BEGIN
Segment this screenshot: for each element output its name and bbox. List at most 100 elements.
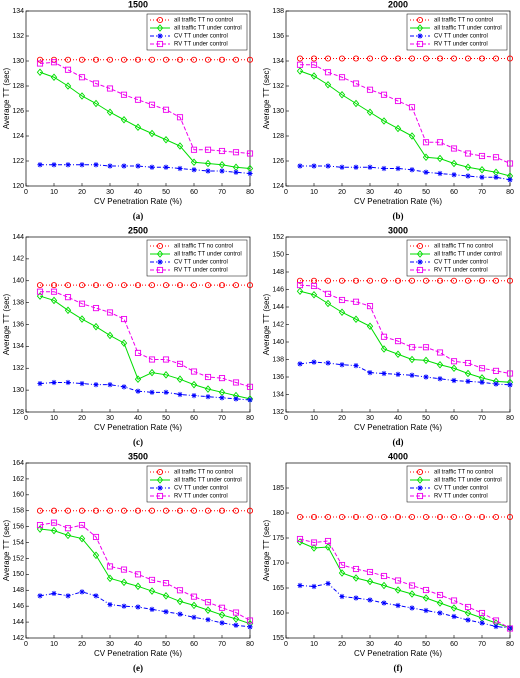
- caption: (b): [393, 211, 404, 221]
- marker: [148, 56, 156, 63]
- marker: [148, 356, 156, 363]
- marker: [324, 55, 332, 62]
- marker: [408, 590, 416, 598]
- marker: [394, 55, 402, 62]
- marker: [436, 591, 444, 599]
- y-tick-label: 148: [12, 587, 24, 594]
- marker: [134, 571, 142, 578]
- x-tick-label: 0: [284, 415, 288, 422]
- marker: [204, 282, 212, 289]
- marker: [380, 117, 388, 125]
- marker: [381, 600, 387, 606]
- marker: [366, 513, 374, 521]
- marker: [134, 96, 142, 103]
- marker: [394, 586, 402, 594]
- marker: [121, 163, 127, 169]
- legend-marker: [416, 16, 424, 24]
- x-tick-label: 10: [50, 189, 58, 196]
- legend-marker: [156, 492, 164, 500]
- marker: [325, 580, 331, 587]
- marker: [134, 375, 142, 383]
- chart-title: 2000: [388, 0, 408, 9]
- marker: [107, 163, 113, 169]
- marker: [51, 162, 57, 168]
- legend-marker: [156, 40, 164, 48]
- marker: [366, 568, 374, 576]
- marker: [37, 593, 43, 599]
- marker: [121, 384, 127, 390]
- marker: [50, 73, 58, 82]
- marker: [51, 379, 57, 386]
- marker: [120, 282, 128, 289]
- marker: [79, 162, 85, 168]
- x-axis-label: CV Penetration Rate (%): [354, 197, 442, 206]
- marker: [205, 168, 211, 174]
- marker: [176, 360, 184, 367]
- marker: [353, 363, 359, 369]
- marker: [121, 603, 127, 609]
- marker: [338, 513, 346, 521]
- marker: [395, 371, 401, 377]
- marker: [51, 590, 57, 597]
- legend-marker: [416, 250, 424, 258]
- legend-label: all traffic TT no control: [174, 244, 233, 250]
- marker: [177, 165, 183, 172]
- series-line: [300, 165, 511, 181]
- x-tick-label: 20: [338, 641, 346, 648]
- marker: [367, 597, 373, 603]
- y-tick-label: 132: [272, 83, 284, 90]
- marker: [296, 61, 304, 68]
- legend-label: all traffic TT no control: [434, 18, 493, 24]
- marker: [310, 61, 318, 68]
- marker: [380, 91, 388, 98]
- marker: [423, 169, 429, 175]
- marker: [296, 67, 304, 75]
- marker: [325, 163, 331, 169]
- marker: [352, 99, 360, 108]
- marker: [78, 315, 86, 323]
- marker: [506, 55, 514, 62]
- marker: [436, 513, 444, 521]
- legend-marker: [416, 40, 424, 48]
- marker: [380, 572, 388, 580]
- x-tick-label: 0: [284, 189, 288, 196]
- marker: [478, 55, 486, 62]
- marker: [465, 378, 471, 384]
- marker: [492, 617, 500, 624]
- marker: [232, 282, 240, 289]
- y-tick-label: 128: [12, 409, 24, 416]
- marker: [162, 507, 170, 514]
- marker: [478, 365, 486, 372]
- marker: [64, 82, 72, 90]
- marker: [422, 277, 430, 284]
- marker: [492, 513, 500, 521]
- legend-label: RV TT under control: [434, 268, 488, 274]
- marker: [380, 277, 388, 284]
- marker: [78, 534, 86, 543]
- marker: [352, 565, 360, 573]
- marker: [162, 106, 170, 113]
- legend-label: CV TT under control: [434, 34, 488, 40]
- legend-marker: [157, 259, 163, 265]
- x-tick-label: 50: [162, 189, 170, 196]
- y-tick-label: 150: [12, 571, 24, 578]
- marker: [176, 587, 184, 594]
- legend-label: all traffic TT no control: [434, 244, 493, 250]
- marker: [163, 389, 169, 395]
- marker: [423, 607, 429, 614]
- marker: [148, 576, 156, 583]
- marker: [324, 513, 332, 521]
- y-axis-label: Average TT (sec): [262, 67, 271, 129]
- marker: [450, 364, 458, 373]
- marker: [324, 290, 332, 297]
- marker: [422, 586, 430, 594]
- marker: [218, 375, 226, 382]
- marker: [176, 114, 184, 121]
- marker: [162, 592, 170, 600]
- marker: [408, 132, 416, 140]
- marker: [219, 620, 225, 626]
- marker: [232, 56, 240, 63]
- x-tick-label: 40: [394, 415, 402, 422]
- legend-label: all traffic TT under control: [174, 252, 242, 258]
- y-tick-label: 170: [272, 560, 284, 567]
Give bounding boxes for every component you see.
END
Write out the items from the line containing "- caption: (b): [393, 211, 404, 221]" through the line containing "- marker: [37, 593, 43, 599]", inclusive.

▶ _WRITTEN REPLY_
- caption: (b): [393, 211, 404, 221]
- marker: [148, 56, 156, 63]
- marker: [148, 356, 156, 363]
- marker: [324, 55, 332, 62]
- marker: [408, 590, 416, 598]
- marker: [394, 55, 402, 62]
- marker: [436, 591, 444, 599]
- y-tick-label: 148: [12, 587, 24, 594]
- marker: [134, 571, 142, 578]
- x-tick-label: 0: [284, 415, 288, 422]
- marker: [204, 282, 212, 289]
- marker: [380, 117, 388, 125]
- marker: [381, 600, 387, 606]
- marker: [366, 513, 374, 521]
- marker: [134, 96, 142, 103]
- marker: [394, 586, 402, 594]
- marker: [121, 163, 127, 169]
- legend-marker: [416, 16, 424, 24]
- x-tick-label: 10: [50, 189, 58, 196]
- legend-marker: [156, 492, 164, 500]
- marker: [325, 580, 331, 587]
- marker: [134, 375, 142, 383]
- chart-title: 2000: [388, 0, 408, 9]
- marker: [107, 163, 113, 169]
- marker: [51, 162, 57, 168]
- legend-marker: [156, 40, 164, 48]
- marker: [366, 568, 374, 576]
- marker: [37, 593, 43, 599]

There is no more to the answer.